**Source data**
● ● ● ● ●

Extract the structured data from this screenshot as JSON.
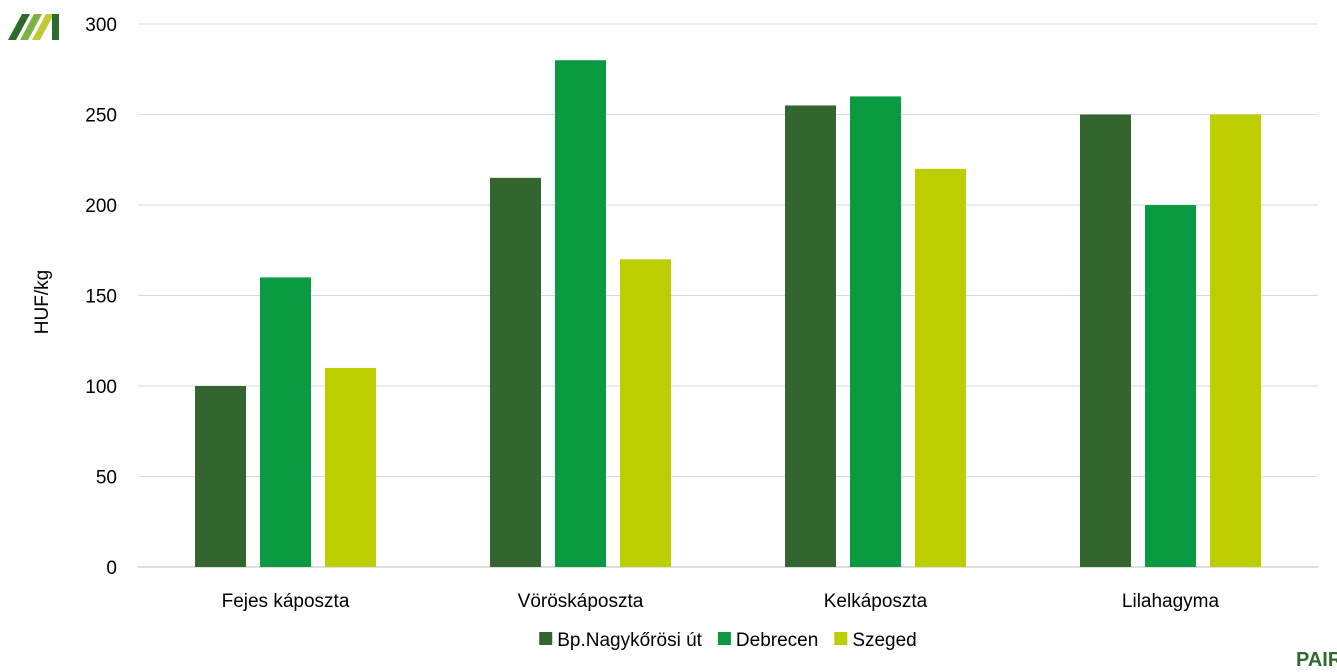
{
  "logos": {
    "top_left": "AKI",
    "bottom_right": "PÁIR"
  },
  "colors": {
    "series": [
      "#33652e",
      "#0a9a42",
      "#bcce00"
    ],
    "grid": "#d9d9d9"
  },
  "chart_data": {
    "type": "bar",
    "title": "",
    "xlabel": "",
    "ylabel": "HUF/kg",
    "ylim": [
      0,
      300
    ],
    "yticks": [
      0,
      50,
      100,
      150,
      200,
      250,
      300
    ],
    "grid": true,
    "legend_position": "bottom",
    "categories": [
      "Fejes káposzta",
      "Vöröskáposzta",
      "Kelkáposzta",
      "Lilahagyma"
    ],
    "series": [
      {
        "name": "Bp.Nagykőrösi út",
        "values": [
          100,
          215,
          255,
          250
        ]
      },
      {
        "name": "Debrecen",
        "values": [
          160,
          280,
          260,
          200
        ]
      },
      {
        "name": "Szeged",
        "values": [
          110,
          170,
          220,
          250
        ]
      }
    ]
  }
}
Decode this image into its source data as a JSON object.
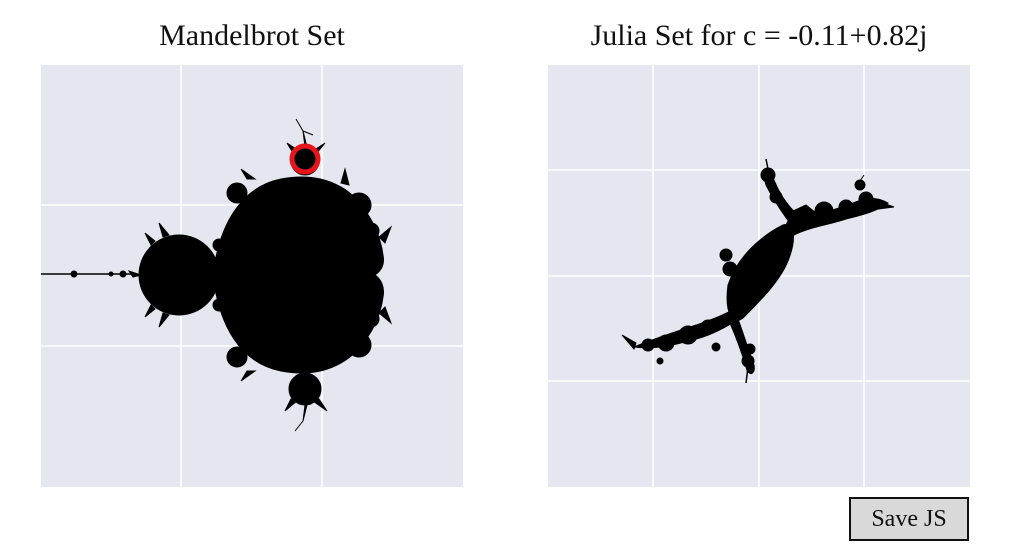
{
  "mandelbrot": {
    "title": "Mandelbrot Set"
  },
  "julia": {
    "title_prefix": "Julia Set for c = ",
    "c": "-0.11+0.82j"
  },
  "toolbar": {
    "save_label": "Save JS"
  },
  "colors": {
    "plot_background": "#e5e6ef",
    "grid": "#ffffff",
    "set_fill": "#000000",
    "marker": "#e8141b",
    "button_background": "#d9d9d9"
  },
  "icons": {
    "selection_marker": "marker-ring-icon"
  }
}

● ● ● ● ●

**Problem to solve**
Transcribe each line above verbatim, with the pictures left out.

**Solution for this problem**
Extract the structured data from this screenshot as JSON.
{
  "logos": {
    "top_left": "AKI",
    "bottom_right": "PÁIR"
  },
  "colors": {
    "series": [
      "#33652e",
      "#0a9a42",
      "#bcce00"
    ],
    "grid": "#d9d9d9"
  },
  "chart_data": {
    "type": "bar",
    "title": "",
    "xlabel": "",
    "ylabel": "HUF/kg",
    "ylim": [
      0,
      300
    ],
    "yticks": [
      0,
      50,
      100,
      150,
      200,
      250,
      300
    ],
    "grid": true,
    "legend_position": "bottom",
    "categories": [
      "Fejes káposzta",
      "Vöröskáposzta",
      "Kelkáposzta",
      "Lilahagyma"
    ],
    "series": [
      {
        "name": "Bp.Nagykőrösi út",
        "values": [
          100,
          215,
          255,
          250
        ]
      },
      {
        "name": "Debrecen",
        "values": [
          160,
          280,
          260,
          200
        ]
      },
      {
        "name": "Szeged",
        "values": [
          110,
          170,
          220,
          250
        ]
      }
    ]
  }
}
Decode this image into its source data as a JSON object.
{
  "mandelbrot": {
    "title": "Mandelbrot Set"
  },
  "julia": {
    "title_prefix": "Julia Set for c = ",
    "c": "-0.11+0.82j"
  },
  "toolbar": {
    "save_label": "Save JS"
  },
  "colors": {
    "plot_background": "#e5e6ef",
    "grid": "#ffffff",
    "set_fill": "#000000",
    "marker": "#e8141b",
    "button_background": "#d9d9d9"
  },
  "icons": {
    "selection_marker": "marker-ring-icon"
  }
}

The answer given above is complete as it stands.